— THE PROBLEM —
Print exactly, and only, the lines running from the line containing "OCR this image." through the end of the records below.
══════════
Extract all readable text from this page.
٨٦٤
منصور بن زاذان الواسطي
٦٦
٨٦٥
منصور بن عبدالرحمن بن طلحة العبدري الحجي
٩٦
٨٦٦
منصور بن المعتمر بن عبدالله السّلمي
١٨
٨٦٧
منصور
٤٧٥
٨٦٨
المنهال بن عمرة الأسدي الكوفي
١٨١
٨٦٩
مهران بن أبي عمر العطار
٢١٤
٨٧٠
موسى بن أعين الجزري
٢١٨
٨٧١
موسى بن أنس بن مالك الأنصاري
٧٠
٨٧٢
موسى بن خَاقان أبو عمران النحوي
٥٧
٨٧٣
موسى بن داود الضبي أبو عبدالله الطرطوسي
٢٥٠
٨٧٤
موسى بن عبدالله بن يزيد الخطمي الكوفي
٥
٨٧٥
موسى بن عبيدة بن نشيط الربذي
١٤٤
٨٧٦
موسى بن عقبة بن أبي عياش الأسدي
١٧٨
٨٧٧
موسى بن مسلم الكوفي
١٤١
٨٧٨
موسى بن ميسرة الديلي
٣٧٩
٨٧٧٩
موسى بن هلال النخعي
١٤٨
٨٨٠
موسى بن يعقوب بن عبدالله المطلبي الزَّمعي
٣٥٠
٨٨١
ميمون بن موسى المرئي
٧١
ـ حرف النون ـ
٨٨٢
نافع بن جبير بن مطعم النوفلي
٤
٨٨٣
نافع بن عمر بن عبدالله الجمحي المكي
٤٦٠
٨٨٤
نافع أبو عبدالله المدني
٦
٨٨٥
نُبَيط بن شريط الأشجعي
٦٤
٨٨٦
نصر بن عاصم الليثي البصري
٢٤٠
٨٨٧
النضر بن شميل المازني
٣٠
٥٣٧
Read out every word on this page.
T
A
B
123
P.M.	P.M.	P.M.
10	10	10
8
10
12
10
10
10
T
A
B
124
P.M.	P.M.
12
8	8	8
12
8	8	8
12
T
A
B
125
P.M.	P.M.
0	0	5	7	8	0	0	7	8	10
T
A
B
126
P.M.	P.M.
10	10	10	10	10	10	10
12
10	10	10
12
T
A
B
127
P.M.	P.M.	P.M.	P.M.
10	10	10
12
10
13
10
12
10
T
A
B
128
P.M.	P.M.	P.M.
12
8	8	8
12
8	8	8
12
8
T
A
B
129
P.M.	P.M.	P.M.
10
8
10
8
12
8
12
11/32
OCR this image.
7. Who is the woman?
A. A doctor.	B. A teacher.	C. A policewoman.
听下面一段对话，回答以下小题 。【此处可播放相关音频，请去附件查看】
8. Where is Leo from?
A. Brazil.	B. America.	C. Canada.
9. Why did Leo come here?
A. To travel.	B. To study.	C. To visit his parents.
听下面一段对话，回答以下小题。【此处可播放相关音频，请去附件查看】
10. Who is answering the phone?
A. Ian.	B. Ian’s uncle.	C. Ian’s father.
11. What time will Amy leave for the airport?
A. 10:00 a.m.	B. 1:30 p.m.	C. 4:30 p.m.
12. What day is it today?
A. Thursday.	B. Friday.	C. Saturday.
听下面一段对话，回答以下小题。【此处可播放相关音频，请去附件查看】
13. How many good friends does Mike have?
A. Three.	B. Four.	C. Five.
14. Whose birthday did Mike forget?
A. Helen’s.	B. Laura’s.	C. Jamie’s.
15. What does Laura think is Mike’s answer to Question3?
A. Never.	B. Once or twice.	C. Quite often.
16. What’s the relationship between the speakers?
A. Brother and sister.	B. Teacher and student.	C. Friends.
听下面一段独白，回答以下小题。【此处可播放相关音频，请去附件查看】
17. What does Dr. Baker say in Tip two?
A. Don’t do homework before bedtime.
══════════
— EXERCISE OUTPUT —
OCR this image.
7. Who is the woman?
A. A doctor.	B. A teacher.	C. A policewoman.
听下面一段对话，回答以下小题 。【此处可播放相关音频，请去附件查看】
8. Where is Leo from?
A. Brazil.	B. America.	C. Canada.
9. Why did Leo come here?
A. To travel.	B. To study.	C. To visit his parents.
听下面一段对话，回答以下小题。【此处可播放相关音频，请去附件查看】
10. Who is answering the phone?
A. Ian.	B. Ian’s uncle.	C. Ian’s father.
11. What time will Amy leave for the airport?
A. 10:00 a.m.	B. 1:30 p.m.	C. 4:30 p.m.
12. What day is it today?
A. Thursday.	B. Friday.	C. Saturday.
听下面一段对话，回答以下小题。【此处可播放相关音频，请去附件查看】
13. How many good friends does Mike have?
A. Three.	B. Four.	C. Five.
14. Whose birthday did Mike forget?
A. Helen’s.	B. Laura’s.	C. Jamie’s.
15. What does Laura think is Mike’s answer to Question3?
A. Never.	B. Once or twice.	C. Quite often.
16. What’s the relationship between the speakers?
A. Brother and sister.	B. Teacher and student.	C. Friends.
听下面一段独白，回答以下小题。【此处可播放相关音频，请去附件查看】
17. What does Dr. Baker say in Tip two?
A. Don’t do homework before bedtime.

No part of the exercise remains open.